Each line that follows is to be retyped exactly.

========

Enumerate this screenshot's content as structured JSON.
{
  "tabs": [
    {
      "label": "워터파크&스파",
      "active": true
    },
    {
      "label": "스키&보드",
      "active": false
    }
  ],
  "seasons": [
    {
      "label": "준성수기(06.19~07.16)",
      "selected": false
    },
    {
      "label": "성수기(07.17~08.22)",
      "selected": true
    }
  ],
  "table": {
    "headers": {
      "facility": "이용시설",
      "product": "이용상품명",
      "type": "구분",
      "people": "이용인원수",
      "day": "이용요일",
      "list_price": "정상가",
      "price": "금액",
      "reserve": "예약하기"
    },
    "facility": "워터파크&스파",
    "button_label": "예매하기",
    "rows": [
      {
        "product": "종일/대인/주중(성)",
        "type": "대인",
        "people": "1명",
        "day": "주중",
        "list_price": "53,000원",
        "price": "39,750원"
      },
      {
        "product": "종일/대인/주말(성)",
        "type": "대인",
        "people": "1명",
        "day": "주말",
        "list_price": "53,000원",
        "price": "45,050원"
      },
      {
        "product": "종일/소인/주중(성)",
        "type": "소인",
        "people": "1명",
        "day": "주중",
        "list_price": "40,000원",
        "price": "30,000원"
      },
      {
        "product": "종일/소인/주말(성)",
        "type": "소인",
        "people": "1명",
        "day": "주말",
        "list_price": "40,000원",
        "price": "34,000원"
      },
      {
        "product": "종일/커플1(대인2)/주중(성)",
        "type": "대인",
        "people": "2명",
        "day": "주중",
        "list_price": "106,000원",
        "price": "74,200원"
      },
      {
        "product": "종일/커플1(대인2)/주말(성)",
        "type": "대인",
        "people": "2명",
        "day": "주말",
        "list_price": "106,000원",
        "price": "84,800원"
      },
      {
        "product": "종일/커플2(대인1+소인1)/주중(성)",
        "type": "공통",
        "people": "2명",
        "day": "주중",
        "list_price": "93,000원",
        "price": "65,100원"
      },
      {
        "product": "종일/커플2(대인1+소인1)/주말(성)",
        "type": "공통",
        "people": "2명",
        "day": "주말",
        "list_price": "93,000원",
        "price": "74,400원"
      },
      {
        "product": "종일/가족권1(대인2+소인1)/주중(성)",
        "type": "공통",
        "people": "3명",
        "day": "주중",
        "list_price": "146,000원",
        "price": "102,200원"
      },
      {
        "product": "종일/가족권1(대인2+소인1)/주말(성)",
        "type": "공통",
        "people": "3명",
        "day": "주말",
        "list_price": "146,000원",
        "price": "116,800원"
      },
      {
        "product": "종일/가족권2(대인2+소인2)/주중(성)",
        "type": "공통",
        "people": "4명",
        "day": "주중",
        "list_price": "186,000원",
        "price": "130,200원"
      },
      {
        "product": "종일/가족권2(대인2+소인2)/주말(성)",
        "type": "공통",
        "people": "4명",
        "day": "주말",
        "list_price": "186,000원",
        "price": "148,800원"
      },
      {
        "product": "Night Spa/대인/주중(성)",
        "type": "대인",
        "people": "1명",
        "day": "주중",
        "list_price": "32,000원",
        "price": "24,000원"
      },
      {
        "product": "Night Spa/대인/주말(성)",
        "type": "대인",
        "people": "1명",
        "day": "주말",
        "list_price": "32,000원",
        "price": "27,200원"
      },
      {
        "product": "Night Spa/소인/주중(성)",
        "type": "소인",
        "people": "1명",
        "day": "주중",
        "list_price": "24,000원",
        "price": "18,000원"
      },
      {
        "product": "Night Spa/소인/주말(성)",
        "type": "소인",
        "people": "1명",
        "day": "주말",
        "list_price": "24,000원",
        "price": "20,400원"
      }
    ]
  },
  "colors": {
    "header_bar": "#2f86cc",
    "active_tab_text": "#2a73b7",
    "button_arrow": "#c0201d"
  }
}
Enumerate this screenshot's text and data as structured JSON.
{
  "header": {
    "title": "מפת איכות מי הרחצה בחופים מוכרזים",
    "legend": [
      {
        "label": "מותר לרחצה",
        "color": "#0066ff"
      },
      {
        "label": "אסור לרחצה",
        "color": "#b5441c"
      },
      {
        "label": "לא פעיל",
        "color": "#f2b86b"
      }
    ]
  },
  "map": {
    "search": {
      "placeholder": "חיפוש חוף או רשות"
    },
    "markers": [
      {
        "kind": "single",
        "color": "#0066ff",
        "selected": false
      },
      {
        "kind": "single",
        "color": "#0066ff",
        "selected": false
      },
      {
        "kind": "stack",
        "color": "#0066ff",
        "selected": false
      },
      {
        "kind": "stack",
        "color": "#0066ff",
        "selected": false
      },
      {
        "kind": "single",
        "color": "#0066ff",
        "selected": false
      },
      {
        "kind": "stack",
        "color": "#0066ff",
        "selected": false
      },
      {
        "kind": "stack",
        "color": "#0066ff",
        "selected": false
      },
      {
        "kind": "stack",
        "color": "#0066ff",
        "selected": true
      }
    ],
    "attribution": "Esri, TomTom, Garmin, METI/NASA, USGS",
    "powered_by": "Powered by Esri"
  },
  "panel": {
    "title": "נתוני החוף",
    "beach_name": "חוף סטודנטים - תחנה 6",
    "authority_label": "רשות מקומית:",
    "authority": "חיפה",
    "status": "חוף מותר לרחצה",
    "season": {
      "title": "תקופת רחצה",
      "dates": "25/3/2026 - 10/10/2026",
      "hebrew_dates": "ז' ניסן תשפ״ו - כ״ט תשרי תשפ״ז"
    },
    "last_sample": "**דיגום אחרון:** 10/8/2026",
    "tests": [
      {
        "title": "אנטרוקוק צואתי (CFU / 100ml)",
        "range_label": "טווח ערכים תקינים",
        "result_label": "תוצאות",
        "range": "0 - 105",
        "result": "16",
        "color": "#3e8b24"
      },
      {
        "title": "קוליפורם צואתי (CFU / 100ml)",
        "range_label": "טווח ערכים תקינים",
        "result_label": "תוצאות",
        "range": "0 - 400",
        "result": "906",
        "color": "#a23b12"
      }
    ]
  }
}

========

→ **RESPONSE BELOW**:
Enumerate this screenshot's content as structured JSON.
{
  "tabs": [
    {
      "label": "워터파크&스파",
      "active": true
    },
    {
      "label": "스키&보드",
      "active": false
    }
  ],
  "seasons": [
    {
      "label": "준성수기(06.19~07.16)",
      "selected": false
    },
    {
      "label": "성수기(07.17~08.22)",
      "selected": true
    }
  ],
  "table": {
    "headers": {
      "facility": "이용시설",
      "product": "이용상품명",
      "type": "구분",
      "people": "이용인원수",
      "day": "이용요일",
      "list_price": "정상가",
      "price": "금액",
      "reserve": "예약하기"
    },
    "facility": "워터파크&스파",
    "button_label": "예매하기",
    "rows": [
      {
        "product": "종일/대인/주중(성)",
        "type": "대인",
        "people": "1명",
        "day": "주중",
        "list_price": "53,000원",
        "price": "39,750원"
      },
      {
        "product": "종일/대인/주말(성)",
        "type": "대인",
        "people": "1명",
        "day": "주말",
        "list_price": "53,000원",
        "price": "45,050원"
      },
      {
        "product": "종일/소인/주중(성)",
        "type": "소인",
        "people": "1명",
        "day": "주중",
        "list_price": "40,000원",
        "price": "30,000원"
      },
      {
        "product": "종일/소인/주말(성)",
        "type": "소인",
        "people": "1명",
        "day": "주말",
        "list_price": "40,000원",
        "price": "34,000원"
      },
      {
        "product": "종일/커플1(대인2)/주중(성)",
        "type": "대인",
        "people": "2명",
        "day": "주중",
        "list_price": "106,000원",
        "price": "74,200원"
      },
      {
        "product": "종일/커플1(대인2)/주말(성)",
        "type": "대인",
        "people": "2명",
        "day": "주말",
        "list_price": "106,000원",
        "price": "84,800원"
      },
      {
        "product": "종일/커플2(대인1+소인1)/주중(성)",
        "type": "공통",
        "people": "2명",
        "day": "주중",
        "list_price": "93,000원",
        "price": "65,100원"
      },
      {
        "product": "종일/커플2(대인1+소인1)/주말(성)",
        "type": "공통",
        "people": "2명",
        "day": "주말",
        "list_price": "93,000원",
        "price": "74,400원"
      },
      {
        "product": "종일/가족권1(대인2+소인1)/주중(성)",
        "type": "공통",
        "people": "3명",
        "day": "주중",
        "list_price": "146,000원",
        "price": "102,200원"
      },
      {
        "product": "종일/가족권1(대인2+소인1)/주말(성)",
        "type": "공통",
        "people": "3명",
        "day": "주말",
        "list_price": "146,000원",
        "price": "116,800원"
      },
      {
        "product": "종일/가족권2(대인2+소인2)/주중(성)",
        "type": "공통",
        "people": "4명",
        "day": "주중",
        "list_price": "186,000원",
        "price": "130,200원"
      },
      {
        "product": "종일/가족권2(대인2+소인2)/주말(성)",
        "type": "공통",
        "people": "4명",
        "day": "주말",
        "list_price": "186,000원",
        "price": "148,800원"
      },
      {
        "product": "Night Spa/대인/주중(성)",
        "type": "대인",
        "people": "1명",
        "day": "주중",
        "list_price": "32,000원",
        "price": "24,000원"
      },
      {
        "product": "Night Spa/대인/주말(성)",
        "type": "대인",
        "people": "1명",
        "day": "주말",
        "list_price": "32,000원",
        "price": "27,200원"
      },
      {
        "product": "Night Spa/소인/주중(성)",
        "type": "소인",
        "people": "1명",
        "day": "주중",
        "list_price": "24,000원",
        "price": "18,000원"
      },
      {
        "product": "Night Spa/소인/주말(성)",
        "type": "소인",
        "people": "1명",
        "day": "주말",
        "list_price": "24,000원",
        "price": "20,400원"
      }
    ]
  },
  "colors": {
    "header_bar": "#2f86cc",
    "active_tab_text": "#2a73b7",
    "button_arrow": "#c0201d"
  }
}
Enumerate this screenshot's text and data as structured JSON.
{
  "header": {
    "title": "מפת איכות מי הרחצה בחופים מוכרזים",
    "legend": [
      {
        "label": "מותר לרחצה",
        "color": "#0066ff"
      },
      {
        "label": "אסור לרחצה",
        "color": "#b5441c"
      },
      {
        "label": "לא פעיל",
        "color": "#f2b86b"
      }
    ]
  },
  "map": {
    "search": {
      "placeholder": "חיפוש חוף או רשות"
    },
    "markers": [
      {
        "kind": "single",
        "color": "#0066ff",
        "selected": false
      },
      {
        "kind": "single",
        "color": "#0066ff",
        "selected": false
      },
      {
        "kind": "stack",
        "color": "#0066ff",
        "selected": false
      },
      {
        "kind": "stack",
        "color": "#0066ff",
        "selected": false
      },
      {
        "kind": "single",
        "color": "#0066ff",
        "selected": false
      },
      {
        "kind": "stack",
        "color": "#0066ff",
        "selected": false
      },
      {
        "kind": "stack",
        "color": "#0066ff",
        "selected": false
      },
      {
        "kind": "stack",
        "color": "#0066ff",
        "selected": true
      }
    ],
    "attribution": "Esri, TomTom, Garmin, METI/NASA, USGS",
    "powered_by": "Powered by Esri"
  },
  "panel": {
    "title": "נתוני החוף",
    "beach_name": "חוף סטודנטים - תחנה 6",
    "authority_label": "רשות מקומית:",
    "authority": "חיפה",
    "status": "חוף מותר לרחצה",
    "season": {
      "title": "תקופת רחצה",
      "dates": "25/3/2026 - 10/10/2026",
      "hebrew_dates": "ז' ניסן תשפ״ו - כ״ט תשרי תשפ״ז"
    },
    "last_sample": "**דיגום אחרון:** 10/8/2026",
    "tests": [
      {
        "title": "אנטרוקוק צואתי (CFU / 100ml)",
        "range_label": "טווח ערכים תקינים",
        "result_label": "תוצאות",
        "range": "0 - 105",
        "result": "16",
        "color": "#3e8b24"
      },
      {
        "title": "קוליפורם צואתי (CFU / 100ml)",
        "range_label": "טווח ערכים תקינים",
        "result_label": "תוצאות",
        "range": "0 - 400",
        "result": "906",
        "color": "#a23b12"
      }
    ]
  }
}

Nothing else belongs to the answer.